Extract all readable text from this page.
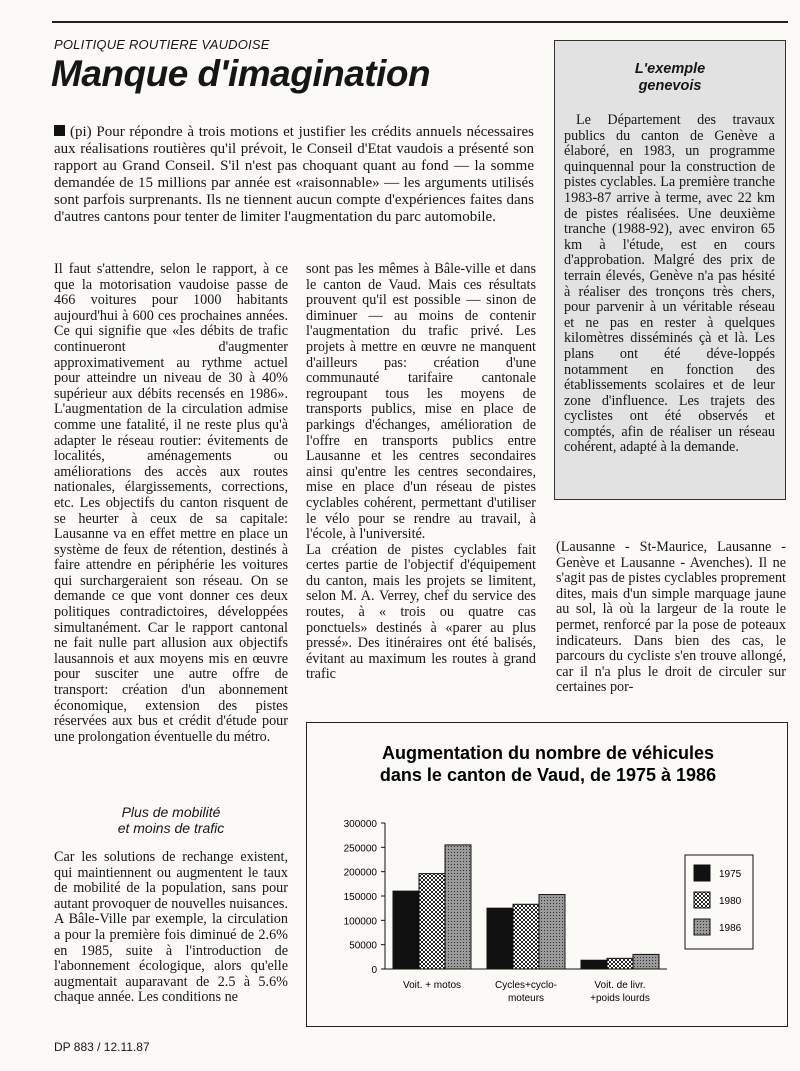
POLITIQUE ROUTIERE VAUDOISE
Manque d'imagination
(pi) Pour répondre à trois motions et justifier les crédits annuels nécessaires aux réalisations routières qu'il prévoit, le Conseil d'Etat vaudois a présenté son rapport au Grand Conseil. S'il n'est pas choquant quant au fond — la somme demandée de 15 millions par année est «raisonnable» — les arguments utilisés sont parfois surprenants. Ils ne tiennent aucun compte d'expériences faites dans d'autres cantons pour tenter de limiter l'augmentation du parc automobile.

Il faut s'attendre, selon le rapport, à ce que la motorisation vaudoise passe de 466 voitures pour 1000 habitants aujourd'hui à 600 ces prochaines années. Ce qui signifie que «les débits de trafic continueront d'augmenter approximativement au rythme actuel pour atteindre un niveau de 30 à 40% supérieur aux débits recensés en 1986». L'augmentation de la circulation admise comme une fatalité, il ne reste plus qu'à adapter le réseau routier: évitements de localités, aménagements ou améliorations des accès aux routes nationales, élargissements, corrections, etc. Les objectifs du canton risquent de se heurter à ceux de sa capitale: Lausanne va en effet mettre en place un système de feux de rétention, destinés à faire attendre en périphérie les voitures qui surchargeraient son réseau. On se demande ce que vont donner ces deux politiques contradictoires, développées simultanément. Car le rapport cantonal ne fait nulle part allusion aux objectifs lausannois et aux moyens mis en œuvre pour susciter une autre offre de transport: création d'un abonnement économique, extension des pistes réservées aux bus et crédit d'étude pour une prolongation éventuelle du métro.

Plus de mobilité
et moins de trafic

Car les solutions de rechange existent, qui maintiennent ou augmentent le taux de mobilité de la population, sans pour autant provoquer de nouvelles nuisances. A Bâle-Ville par exemple, la circulation a pour la première fois diminué de 2.6% en 1985, suite à l'introduction de l'abonnement écologique, alors qu'elle augmentait auparavant de 2.5 à 5.6% chaque année. Les conditions ne

sont pas les mêmes à Bâle-ville et dans le canton de Vaud. Mais ces résultats prouvent qu'il est possible — sinon de diminuer — au moins de contenir l'augmentation du trafic privé. Les projets à mettre en œuvre ne manquent d'ailleurs pas: création d'une communauté tarifaire cantonale regroupant tous les moyens de transports publics, mise en place de parkings d'échanges, amélioration de l'offre en transports publics entre Lausanne et les centres secondaires ainsi qu'entre les centres secondaires, mise en place d'un réseau de pistes cyclables cohérent, permettant d'utiliser le vélo pour se rendre au travail, à l'école, à l'université.

La création de pistes cyclables fait certes partie de l'objectif d'équipement du canton, mais les projets se limitent, selon M. A. Verrey, chef du service des routes, à « trois ou quatre cas ponctuels» destinés à «parer au plus pressé». Des itinéraires ont été balisés, évitant au maximum les routes à grand trafic

(Lausanne - St-Maurice, Lausanne - Genève et Lausanne - Avenches). Il ne s'agit pas de pistes cyclables proprement dites, mais d'un simple marquage jaune au sol, là où la largeur de la route le permet, renforcé par la pose de poteaux indicateurs. Dans bien des cas, le parcours du cycliste s'en trouve allongé, car il n'a plus le droit de circuler sur certaines por-

L'exemple
genevois

Le Département des travaux publics du canton de Genève a élaboré, en 1983, un programme quinquennal pour la construction de pistes cyclables. La première tranche 1983-87 arrive à terme, avec 22 km de pistes réalisées. Une deuxième tranche (1988-92), avec environ 65 km à l'étude, est en cours d'approbation. Malgré des prix de terrain élevés, Genève n'a pas hésité à réaliser des tronçons très chers, pour parvenir à un véritable réseau et ne pas en rester à quelques kilomètres disséminés çà et là. Les plans ont été déve-loppés notamment en fonction des établissements scolaires et de leur zone d'influence. Les trajets des cyclistes ont été observés et comptés, afin de réaliser un réseau cohérent, adapté à la demande.

Augmentation du nombre de véhicules
dans le canton de Vaud, de 1975 à 1986
0
50000
100000
150000
200000
250000
300000
Voit. + motos	Cycles+cyclo-
moteurs
Voit. de livr.
+poids lourds
1975
1980
1986
DP 883 / 12.11.87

### [Set problem]
Find the word "exemple" in the entries, and copy every line it shows up in.

### [Final answer]
Car les solutions de rechange existent, qui maintiennent ou augmentent le taux de mobilité de la population, sans pour autant provoquer de nouvelles nuisances. A Bâle-Ville par exemple, la circulation a pour la première fois diminué de 2.6% en 1985, suite à l'introduction de l'abonnement écologique, alors qu'elle augmentait auparavant de 2.5 à 5.6% chaque année. Les conditions ne
L'exemple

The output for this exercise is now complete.